▸ **Your instructions**
Set out every line bearing the string "this".

Dataset items
☆ ☆ ☆ ☆

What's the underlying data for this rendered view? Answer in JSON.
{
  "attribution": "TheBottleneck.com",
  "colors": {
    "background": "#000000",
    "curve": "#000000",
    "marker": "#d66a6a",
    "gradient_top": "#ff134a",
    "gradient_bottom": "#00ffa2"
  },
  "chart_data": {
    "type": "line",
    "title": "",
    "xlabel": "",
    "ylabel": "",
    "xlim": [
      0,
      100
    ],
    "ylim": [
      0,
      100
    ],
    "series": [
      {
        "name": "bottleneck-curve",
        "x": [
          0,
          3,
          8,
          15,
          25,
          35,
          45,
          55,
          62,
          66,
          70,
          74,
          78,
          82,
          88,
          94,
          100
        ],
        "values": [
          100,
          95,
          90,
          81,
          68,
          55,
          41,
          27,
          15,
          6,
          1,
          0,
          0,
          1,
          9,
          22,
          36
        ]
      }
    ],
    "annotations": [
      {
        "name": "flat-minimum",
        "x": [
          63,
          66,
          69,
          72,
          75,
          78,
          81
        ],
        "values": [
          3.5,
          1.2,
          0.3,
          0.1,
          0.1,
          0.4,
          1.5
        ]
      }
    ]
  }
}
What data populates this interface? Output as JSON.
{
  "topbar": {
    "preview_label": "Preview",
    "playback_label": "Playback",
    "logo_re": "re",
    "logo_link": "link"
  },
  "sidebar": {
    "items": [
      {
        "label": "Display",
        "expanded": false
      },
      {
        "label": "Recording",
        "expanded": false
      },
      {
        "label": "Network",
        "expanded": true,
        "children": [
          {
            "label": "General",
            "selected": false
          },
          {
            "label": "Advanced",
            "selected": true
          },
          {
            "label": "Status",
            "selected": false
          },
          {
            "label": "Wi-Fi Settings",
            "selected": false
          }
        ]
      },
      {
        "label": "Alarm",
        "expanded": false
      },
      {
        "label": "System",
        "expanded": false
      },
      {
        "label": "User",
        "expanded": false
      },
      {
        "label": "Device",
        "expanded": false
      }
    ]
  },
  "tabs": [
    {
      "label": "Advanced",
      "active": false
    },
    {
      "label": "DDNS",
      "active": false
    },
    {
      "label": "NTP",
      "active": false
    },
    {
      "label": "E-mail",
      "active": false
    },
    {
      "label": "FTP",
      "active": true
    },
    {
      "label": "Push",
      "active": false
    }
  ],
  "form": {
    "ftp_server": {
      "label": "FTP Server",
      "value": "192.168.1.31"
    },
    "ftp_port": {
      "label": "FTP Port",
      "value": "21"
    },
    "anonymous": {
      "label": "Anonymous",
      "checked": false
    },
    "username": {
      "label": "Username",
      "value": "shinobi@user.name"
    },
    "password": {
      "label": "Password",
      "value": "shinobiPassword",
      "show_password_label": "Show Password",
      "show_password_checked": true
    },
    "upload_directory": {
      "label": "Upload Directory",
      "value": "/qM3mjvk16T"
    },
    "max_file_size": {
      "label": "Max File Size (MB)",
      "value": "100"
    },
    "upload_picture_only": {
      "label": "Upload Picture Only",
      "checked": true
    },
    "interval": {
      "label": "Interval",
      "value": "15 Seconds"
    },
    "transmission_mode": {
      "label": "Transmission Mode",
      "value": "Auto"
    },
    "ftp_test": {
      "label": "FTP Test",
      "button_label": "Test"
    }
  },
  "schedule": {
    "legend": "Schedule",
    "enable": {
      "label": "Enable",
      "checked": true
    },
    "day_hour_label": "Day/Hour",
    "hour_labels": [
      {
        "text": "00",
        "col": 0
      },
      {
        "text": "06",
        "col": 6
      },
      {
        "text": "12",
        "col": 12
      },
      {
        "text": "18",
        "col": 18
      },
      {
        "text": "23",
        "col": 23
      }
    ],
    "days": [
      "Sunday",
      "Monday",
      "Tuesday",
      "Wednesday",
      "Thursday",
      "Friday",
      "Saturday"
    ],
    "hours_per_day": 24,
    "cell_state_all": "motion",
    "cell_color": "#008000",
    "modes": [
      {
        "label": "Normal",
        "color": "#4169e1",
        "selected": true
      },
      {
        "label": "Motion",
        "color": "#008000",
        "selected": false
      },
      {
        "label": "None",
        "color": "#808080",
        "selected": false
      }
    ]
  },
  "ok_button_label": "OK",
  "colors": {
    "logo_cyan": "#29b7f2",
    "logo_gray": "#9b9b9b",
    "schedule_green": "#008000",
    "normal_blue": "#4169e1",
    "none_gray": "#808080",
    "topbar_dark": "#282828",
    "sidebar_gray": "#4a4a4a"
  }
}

☆ ☆ ☆ ☆

▸ **Full response**
What's the underlying data for this rendered view? Answer in JSON.
What data populates this interface? Output as JSON.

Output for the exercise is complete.